■ **Your task**:
Each line from the one containing "Type out the text in this image." through the last line of the data below should be printed exactly, please, with any pictures omitted.

■ **Study material**:

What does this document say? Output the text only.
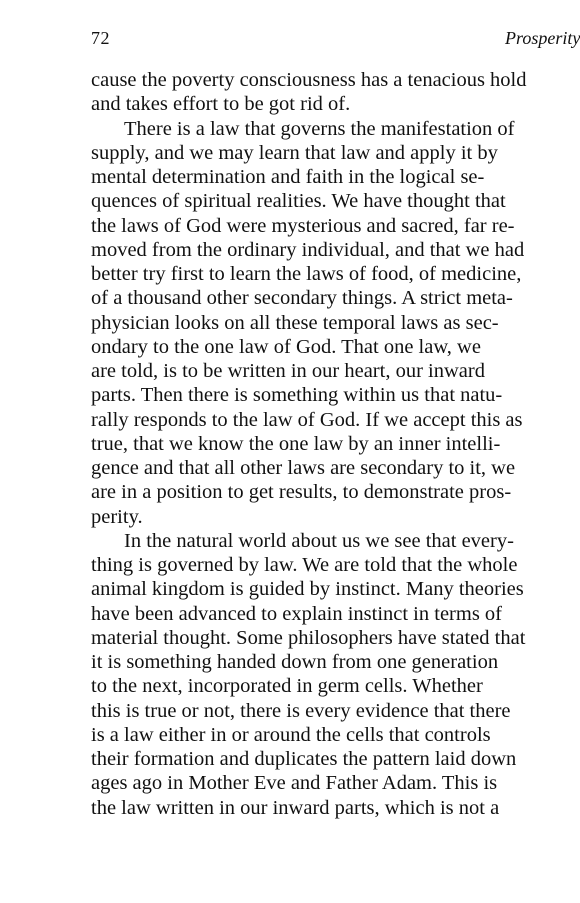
72	Prosperity
cause the poverty consciousness has a tenacious hold
and takes effort to be got rid of.
There is a law that governs the manifestation of
supply, and we may learn that law and apply it by
mental determination and faith in the logical se-
quences of spiritual realities. We have thought that
the laws of God were mysterious and sacred, far re-
moved from the ordinary individual, and that we had
better try first to learn the laws of food, of medicine,
of a thousand other secondary things. A strict meta-
physician looks on all these temporal laws as sec-
ondary to the one law of God. That one law, we
are told, is to be written in our heart, our inward
parts. Then there is something within us that natu-
rally responds to the law of God. If we accept this as
true, that we know the one law by an inner intelli-
gence and that all other laws are secondary to it, we
are in a position to get results, to demonstrate pros-
perity.
In the natural world about us we see that every-
thing is governed by law. We are told that the whole
animal kingdom is guided by instinct. Many theories
have been advanced to explain instinct in terms of
material thought. Some philosophers have stated that
it is something handed down from one generation
to the next, incorporated in germ cells. Whether
this is true or not, there is every evidence that there
is a law either in or around the cells that controls
their formation and duplicates the pattern laid down
ages ago in Mother Eve and Father Adam. This is
the law written in our inward parts, which is not a
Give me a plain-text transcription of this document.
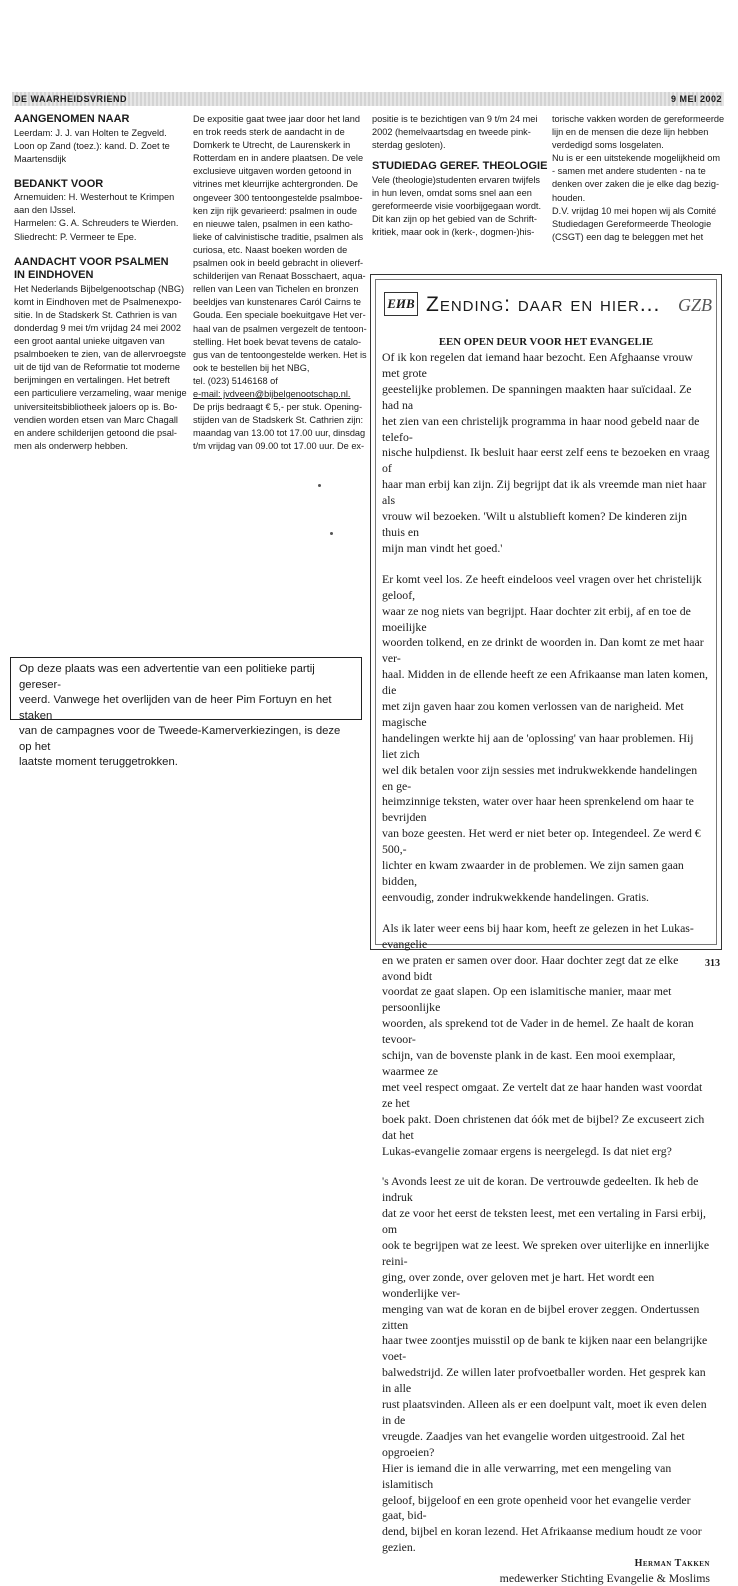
DE WAARHEIDSVRIEND	9 MEI 2002

AANGENOMEN NAAR

Leerdam: J. J. van Holten te Zegveld.

Loon op Zand (toez.): kand. D. Zoet te

Maartensdijk

BEDANKT VOOR

Arnemuiden: H. Westerhout te Krimpen

aan den IJssel.

Harmelen: G. A. Schreuders te Wierden.

Sliedrecht: P. Vermeer te Epe.

AANDACHT VOOR PSALMEN

IN EINDHOVEN

Het Nederlands Bijbelgenootschap (NBG)

komt in Eindhoven met de Psalmenexpo-

sitie. In de Stadskerk St. Cathrien is van

donderdag 9 mei t/m vrijdag 24 mei 2002

een groot aantal unieke uitgaven van

psalmboeken te zien, van de allervroegste

uit de tijd van de Reformatie tot moderne

berijmingen en vertalingen. Het betreft

een particuliere verzameling, waar menige

universiteitsbibliotheek jaloers op is. Bo-

vendien worden etsen van Marc Chagall

en andere schilderijen getoond die psal-

men als onderwerp hebben.

De expositie gaat twee jaar door het land

en trok reeds sterk de aandacht in de

Domkerk te Utrecht, de Laurenskerk in

Rotterdam en in andere plaatsen. De vele

exclusieve uitgaven worden getoond in

vitrines met kleurrijke achtergronden. De

ongeveer 300 tentoongestelde psalmboe-

ken zijn rijk gevarieerd: psalmen in oude

en nieuwe talen, psalmen in een katho-

lieke of calvinistische traditie, psalmen als

curiosa, etc. Naast boeken worden de

psalmen ook in beeld gebracht in olieverf-

schilderijen van Renaat Bosschaert, aqua-

rellen van Leen van Tichelen en bronzen

beeldjes van kunstenares Caról Cairns te

Gouda. Een speciale boekuitgave Het ver-

haal van de psalmen vergezelt de tentoon-

stelling. Het boek bevat tevens de catalo-

gus van de tentoongestelde werken. Het is

ook te bestellen bij het NBG,

tel. (023) 5146168 of

e-mail: jvdveen@bijbelgenootschap.nl.

De prijs bedraagt € 5,- per stuk. Opening-

stijden van de Stadskerk St. Cathrien zijn:

maandag van 13.00 tot 17.00 uur, dinsdag

t/m vrijdag van 09.00 tot 17.00 uur. De ex-

positie is te bezichtigen van 9 t/m 24 mei

2002 (hemelvaartsdag en tweede pink-

sterdag gesloten).

STUDIEDAG GEREF. THEOLOGIE

Vele (theologie)studenten ervaren twijfels

in hun leven, omdat soms snel aan een

gereformeerde visie voorbijgegaan wordt.

Dit kan zijn op het gebied van de Schrift-

kritiek, maar ook in (kerk-, dogmen-)his-

torische vakken worden de gereformeerde

lijn en de mensen die deze lijn hebben

verdedigd soms losgelaten.

Nu is er een uitstekende mogelijkheid om

- samen met andere studenten - na te

denken over zaken die je elke dag bezig-

houden.

D.V. vrijdag 10 mei hopen wij als Comité

Studiedagen Gereformeerde Theologie

(CSGT) een dag te beleggen met het

Op deze plaats was een advertentie van een politieke partij gereser-
veerd. Vanwege het overlijden van de heer Pim Fortuyn en het staken
van de campagnes voor de Tweede-Kamerverkiezingen, is deze op het
laatste moment teruggetrokken.
ЕИВ Zending: daar en hier... GZB
EEN OPEN DEUR VOOR HET EVANGELIE

Of ik kon regelen dat iemand haar bezocht. Een Afghaanse vrouw met grote

geestelijke problemen. De spanningen maakten haar suïcidaal. Ze had na

het zien van een christelijk programma in haar nood gebeld naar de telefo-

nische hulpdienst. Ik besluit haar eerst zelf eens te bezoeken en vraag of

haar man erbij kan zijn. Zij begrijpt dat ik als vreemde man niet haar als

vrouw wil bezoeken. 'Wilt u alstublieft komen? De kinderen zijn thuis en

mijn man vindt het goed.'

Er komt veel los. Ze heeft eindeloos veel vragen over het christelijk geloof,

waar ze nog niets van begrijpt. Haar dochter zit erbij, af en toe de moeilijke

woorden tolkend, en ze drinkt de woorden in. Dan komt ze met haar ver-

haal. Midden in de ellende heeft ze een Afrikaanse man laten komen, die

met zijn gaven haar zou komen verlossen van de narigheid. Met magische

handelingen werkte hij aan de 'oplossing' van haar problemen. Hij liet zich

wel dik betalen voor zijn sessies met indrukwekkende handelingen en ge-

heimzinnige teksten, water over haar heen sprenkelend om haar te bevrijden

van boze geesten. Het werd er niet beter op. Integendeel. Ze werd € 500,-

lichter en kwam zwaarder in de problemen. We zijn samen gaan bidden,

eenvoudig, zonder indrukwekkende handelingen. Gratis.

Als ik later weer eens bij haar kom, heeft ze gelezen in het Lukas-evangelie

en we praten er samen over door. Haar dochter zegt dat ze elke avond bidt

voordat ze gaat slapen. Op een islamitische manier, maar met persoonlijke

woorden, als sprekend tot de Vader in de hemel. Ze haalt de koran tevoor-

schijn, van de bovenste plank in de kast. Een mooi exemplaar, waarmee ze

met veel respect omgaat. Ze vertelt dat ze haar handen wast voordat ze het

boek pakt. Doen christenen dat óók met de bijbel? Ze excuseert zich dat het

Lukas-evangelie zomaar ergens is neergelegd. Is dat niet erg?

's Avonds leest ze uit de koran. De vertrouwde gedeelten. Ik heb de indruk

dat ze voor het eerst de teksten leest, met een vertaling in Farsi erbij, om

ook te begrijpen wat ze leest. We spreken over uiterlijke en innerlijke reini-

ging, over zonde, over geloven met je hart. Het wordt een wonderlijke ver-

menging van wat de koran en de bijbel erover zeggen. Ondertussen zitten

haar twee zoontjes muisstil op de bank te kijken naar een belangrijke voet-

balwedstrijd. Ze willen later profvoetballer worden. Het gesprek kan in alle

rust plaatsvinden. Alleen als er een doelpunt valt, moet ik even delen in de

vreugde. Zaadjes van het evangelie worden uitgestrooid. Zal het opgroeien?

Hier is iemand die in alle verwarring, met een mengeling van islamitisch

geloof, bijgeloof en een grote openheid voor het evangelie verder gaat, bid-

dend, bijbel en koran lezend. Het Afrikaanse medium houdt ze voor gezien.

Herman Takken
medewerker Stichting Evangelie & Moslims
313
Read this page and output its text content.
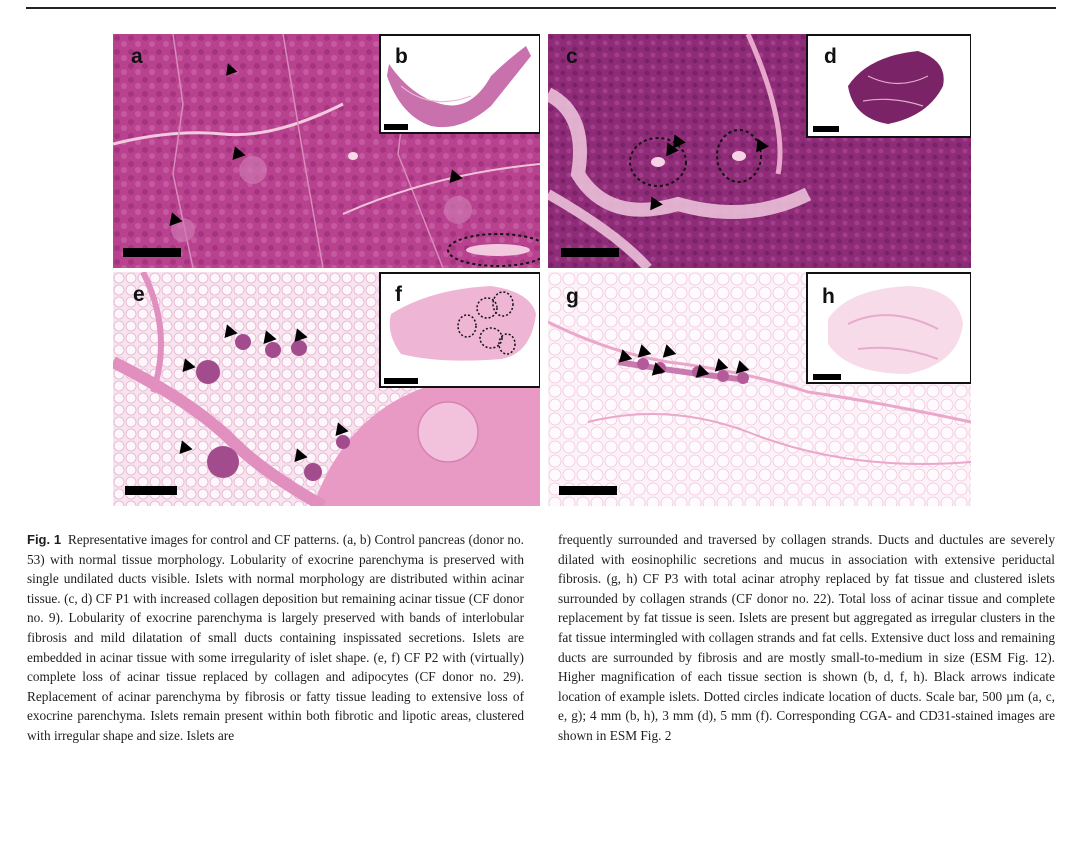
a	b	c	d
e	f	g	h

Fig. 1 Representative images for control and CF patterns. (a, b) Control pancreas (donor no. 53) with normal tissue morphology. Lobularity of exocrine parenchyma is preserved with single undilated ducts visible. Islets with normal morphology are distributed within acinar tissue. (c, d) CF P1 with increased collagen deposition but remaining acinar tissue (CF donor no. 9). Lobularity of exocrine parenchyma is largely preserved with bands of interlobular fibrosis and mild dilatation of small ducts containing inspissated secretions. Islets are embedded in acinar tissue with some irregularity of islet shape. (e, f) CF P2 with (virtually) complete loss of acinar tissue replaced by collagen and adipocytes (CF donor no. 29). Replacement of acinar parenchyma by fibrosis or fatty tissue leading to extensive loss of exocrine parenchyma. Islets remain present within both fibrotic and lipotic areas, clustered with irregular shape and size. Islets are

frequently surrounded and traversed by collagen strands. Ducts and ductules are severely dilated with eosinophilic secretions and mucus in association with extensive periductal fibrosis. (g, h) CF P3 with total acinar atrophy replaced by fat tissue and clustered islets surrounded by collagen strands (CF donor no. 22). Total loss of acinar tissue and complete replacement by fat tissue is seen. Islets are present but aggregated as irregular clusters in the fat tissue intermingled with collagen strands and fat cells. Extensive duct loss and remaining ducts are surrounded by fibrosis and are mostly small-to-medium in size (ESM Fig. 12). Higher magnification of each tissue section is shown (b, d, f, h). Black arrows indicate location of example islets. Dotted circles indicate location of ducts. Scale bar, 500 µm (a, c, e, g); 4 mm (b, h), 3 mm (d), 5 mm (f). Corresponding CGA- and CD31-stained images are shown in ESM Fig. 2
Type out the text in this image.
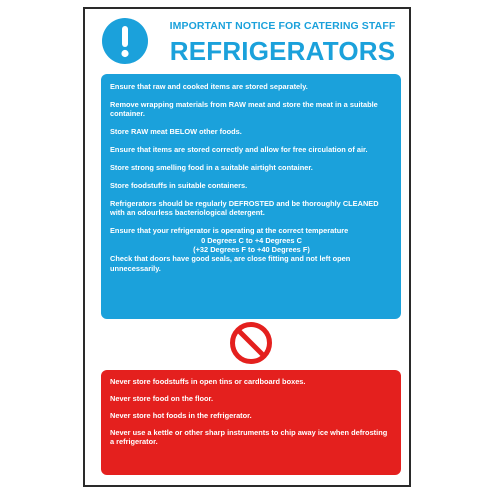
IMPORTANT NOTICE FOR CATERING STAFF
REFRIGERATORS

Ensure that raw and cooked items are stored separately.

Remove wrapping materials from RAW meat and store the meat in a suitable container.

Store RAW meat BELOW other foods.

Ensure that items are stored correctly and allow for free circulation of air.

Store strong smelling food in a suitable airtight container.

Store foodstuffs in suitable containers.

Refrigerators should be regularly DEFROSTED and be thoroughly CLEANED with an odourless bacteriological detergent.

Ensure that your refrigerator is operating at the correct temperature

0 Degrees C to +4 Degrees C

(+32 Degrees F to +40 Degrees F)

Check that doors have good seals, are close fitting and not left open unnecessarily.

Never store foodstuffs in open tins or cardboard boxes.

Never store food on the floor.

Never store hot foods in the refrigerator.

Never use a kettle or other sharp instruments to chip away ice when defrosting a refrigerator.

■ **Problem solution**:
Type out the text in this image.
IMPORTANT NOTICE FOR CATERING STAFF
REFRIGERATORS

Ensure that raw and cooked items are stored separately.

Remove wrapping materials from RAW meat and store the meat in a suitable container.

Store RAW meat BELOW other foods.

Ensure that items are stored correctly and allow for free circulation of air.

Store strong smelling food in a suitable airtight container.

Store foodstuffs in suitable containers.

Refrigerators should be regularly DEFROSTED and be thoroughly CLEANED with an odourless bacteriological detergent.

Ensure that your refrigerator is operating at the correct temperature

0 Degrees C to +4 Degrees C

(+32 Degrees F to +40 Degrees F)

Check that doors have good seals, are close fitting and not left open unnecessarily.

Never store foodstuffs in open tins or cardboard boxes.

Never store food on the floor.

Never store hot foods in the refrigerator.

Never use a kettle or other sharp instruments to chip away ice when defrosting a refrigerator.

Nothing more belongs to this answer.